Goal of the exercise:
What lines below mention the word "Glock"? Copy each one.

======== Data shown ========

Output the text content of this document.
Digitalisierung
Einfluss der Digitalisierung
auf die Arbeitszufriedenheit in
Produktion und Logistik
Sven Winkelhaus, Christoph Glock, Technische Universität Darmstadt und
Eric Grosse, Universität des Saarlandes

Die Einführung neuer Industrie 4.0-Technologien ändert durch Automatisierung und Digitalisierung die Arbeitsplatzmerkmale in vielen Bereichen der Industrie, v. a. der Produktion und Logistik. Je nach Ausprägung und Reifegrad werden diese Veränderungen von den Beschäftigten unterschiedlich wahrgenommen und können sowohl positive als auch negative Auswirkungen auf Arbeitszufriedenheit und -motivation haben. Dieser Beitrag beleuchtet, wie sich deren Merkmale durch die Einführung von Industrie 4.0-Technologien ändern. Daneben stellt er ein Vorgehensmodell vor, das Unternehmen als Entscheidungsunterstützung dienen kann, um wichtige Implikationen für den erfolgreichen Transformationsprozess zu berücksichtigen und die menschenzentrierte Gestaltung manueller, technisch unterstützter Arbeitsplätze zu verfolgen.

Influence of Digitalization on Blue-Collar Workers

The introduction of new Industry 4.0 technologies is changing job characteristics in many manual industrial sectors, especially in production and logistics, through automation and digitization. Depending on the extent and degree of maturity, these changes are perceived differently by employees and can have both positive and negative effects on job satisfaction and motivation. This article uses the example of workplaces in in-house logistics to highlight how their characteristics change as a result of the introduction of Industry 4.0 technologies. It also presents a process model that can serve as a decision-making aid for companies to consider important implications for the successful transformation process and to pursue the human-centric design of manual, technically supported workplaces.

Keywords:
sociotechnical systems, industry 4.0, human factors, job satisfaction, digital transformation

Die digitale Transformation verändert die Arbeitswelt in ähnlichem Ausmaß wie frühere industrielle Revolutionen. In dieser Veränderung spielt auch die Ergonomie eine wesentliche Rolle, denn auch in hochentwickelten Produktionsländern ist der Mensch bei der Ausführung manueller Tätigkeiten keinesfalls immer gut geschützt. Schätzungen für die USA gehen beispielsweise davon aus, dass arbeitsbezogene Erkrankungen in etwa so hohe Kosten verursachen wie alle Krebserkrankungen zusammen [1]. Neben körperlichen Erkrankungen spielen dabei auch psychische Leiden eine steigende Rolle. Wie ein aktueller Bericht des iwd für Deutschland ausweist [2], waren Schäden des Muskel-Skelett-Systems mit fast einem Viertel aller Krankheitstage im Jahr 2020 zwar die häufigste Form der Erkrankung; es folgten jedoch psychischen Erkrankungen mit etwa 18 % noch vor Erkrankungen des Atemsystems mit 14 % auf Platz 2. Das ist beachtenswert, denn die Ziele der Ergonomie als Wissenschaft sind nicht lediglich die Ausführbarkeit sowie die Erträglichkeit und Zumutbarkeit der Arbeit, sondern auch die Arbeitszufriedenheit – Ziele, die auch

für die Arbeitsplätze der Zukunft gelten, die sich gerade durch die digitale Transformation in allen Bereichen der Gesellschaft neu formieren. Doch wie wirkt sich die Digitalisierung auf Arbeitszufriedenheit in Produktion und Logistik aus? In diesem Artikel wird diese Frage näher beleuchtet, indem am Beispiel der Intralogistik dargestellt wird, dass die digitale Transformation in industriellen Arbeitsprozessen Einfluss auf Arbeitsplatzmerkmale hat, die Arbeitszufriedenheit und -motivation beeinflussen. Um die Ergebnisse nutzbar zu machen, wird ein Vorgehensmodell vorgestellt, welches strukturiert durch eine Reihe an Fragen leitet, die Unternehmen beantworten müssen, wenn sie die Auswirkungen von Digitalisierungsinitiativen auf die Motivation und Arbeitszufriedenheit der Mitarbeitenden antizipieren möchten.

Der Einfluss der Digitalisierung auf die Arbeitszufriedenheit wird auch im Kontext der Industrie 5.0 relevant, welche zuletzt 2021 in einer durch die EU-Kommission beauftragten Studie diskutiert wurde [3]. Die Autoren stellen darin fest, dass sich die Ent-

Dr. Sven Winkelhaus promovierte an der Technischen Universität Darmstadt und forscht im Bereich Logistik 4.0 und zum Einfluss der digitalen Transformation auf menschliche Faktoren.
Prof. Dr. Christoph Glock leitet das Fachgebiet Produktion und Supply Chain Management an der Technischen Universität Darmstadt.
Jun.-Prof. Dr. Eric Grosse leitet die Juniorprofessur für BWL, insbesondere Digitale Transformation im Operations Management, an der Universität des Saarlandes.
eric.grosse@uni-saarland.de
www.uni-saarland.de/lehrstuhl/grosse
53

========

Exercise result:
Sven Winkelhaus, Christoph Glock, Technische Universität Darmstadt und
Prof. Dr. Christoph Glock leitet das Fachgebiet Produktion und Supply Chain Management an der Technischen Universität Darmstadt.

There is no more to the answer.